Answer these about the forum thread on tiling over plywood:
(a) In what city does JohnFRWhipple say his setters work?
(b) According to Bill_Vincent, what does gluing between sheets of plywood create?
(c) What does JohnFRWhipple say he will do going forward?

#### DOCUMENT:
━━━━━━━━

# 12x12 ceramic over plywood subfloor



## GO Remodeling (Apr 5, 2005)

I know what TCNA requires with ply but how is a Ditra installed over one layer of plywood that much better in strength than two layers with 5 ply? Seems the 5 ply would be better even if it isn't the required 7 ply. Just saying. Did Dave Gobis explain?


----------



## Bill_Vincent (Apr 6, 2005)

Not sure. Like I said, I'd never even seen 7 ply 3/8 multi-ply, so I wasn't worried about it. I just stay away from Multi-ply now as a rule.


----------



## JohnFRWhipple (Oct 20, 2009)

I got setters up here in Vancouver that love setting over plywood but I don't think they follow Bills advice.

I like Bill's comment about seeing the latex go in and the other about the Weldbond. Same theory and this binding agent is not in a dehydrated form.

The hard part I'm having trouble with Bill is the no glue between sheets of plywood. I have always done this. Glued and Screwed and never a call back. Have I just been lucky?

We glue a screw one sheet at a time and use a wack of screws. Top layer not into the joist and like you use Dap Chaulking over the seams. I have never tiled over plywood and we on most jobs are going into floor heat and then Ditra or something Equivalent like Durval or Spider Web.

What is the reason to skip the glue between sheets of plywood?

JW


----------



## Bill_Vincent (Apr 6, 2005)

I've also heard this brought up to Gobis, and his response was I hear that every day..... in court--" I've done it this way for years with no problems"

The problem is that once again, it creates a larger single layer, and completely negates the benefits of double layering the floor. You might as well be going over a single layer of 1 1/8" sturdi-flor (which is also NOT acceptable)


----------



## JohnFRWhipple (Oct 20, 2009)

All right Bill.

You've schooled me.

I'll skip the glue going forward.

Thank you sir.

JW


----------

━━━━━━━━

#### DATA SECTION:
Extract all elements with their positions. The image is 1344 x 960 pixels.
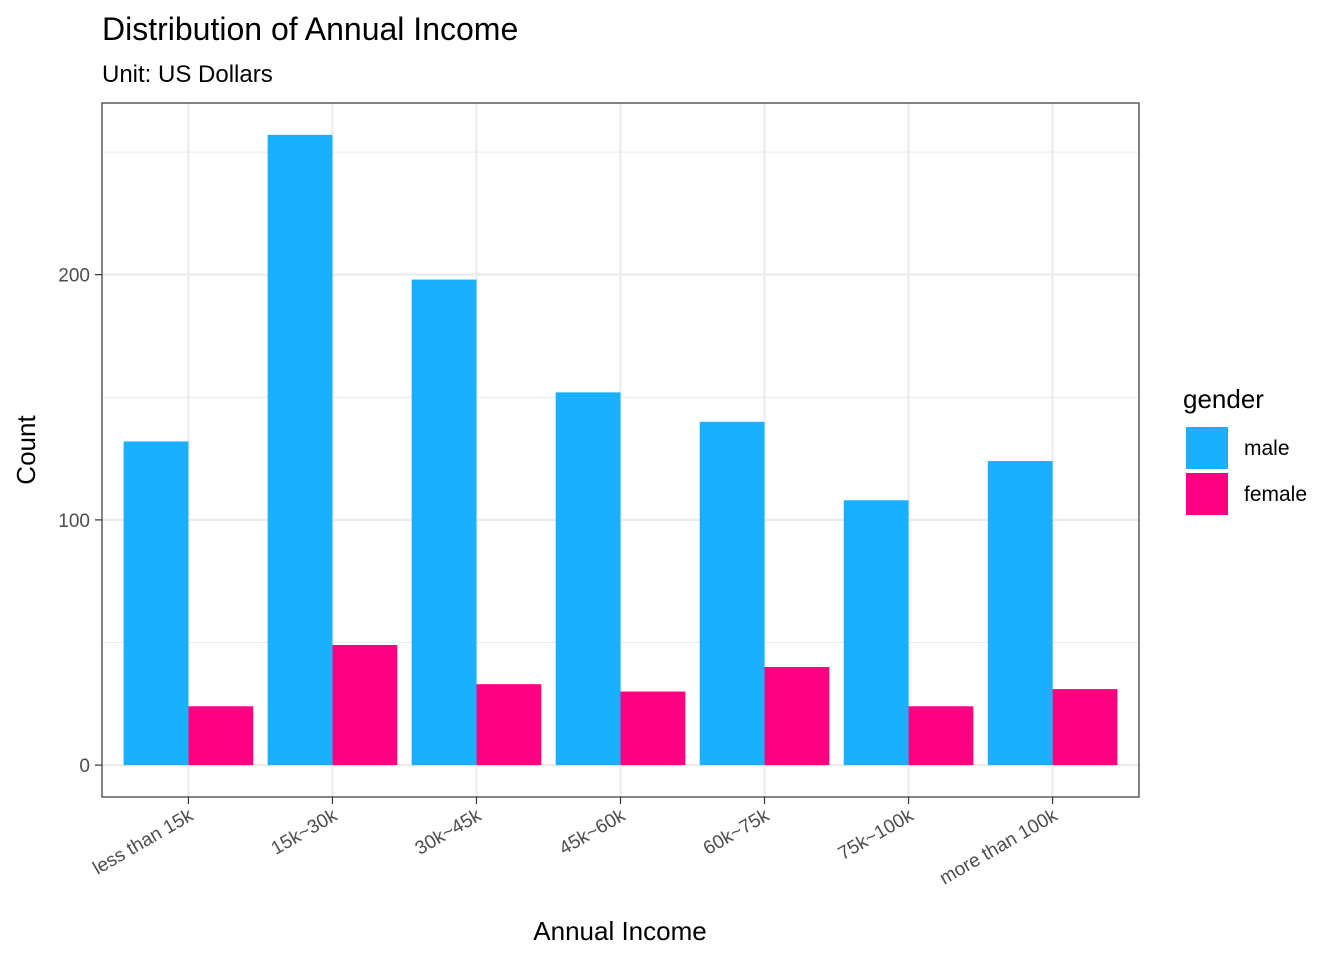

━━━━━━━━

#### RESULT:
(a) Vancouver.
(b) A larger single layer, which completely negates the benefits of double layering the floor.
(c) Skip the glue.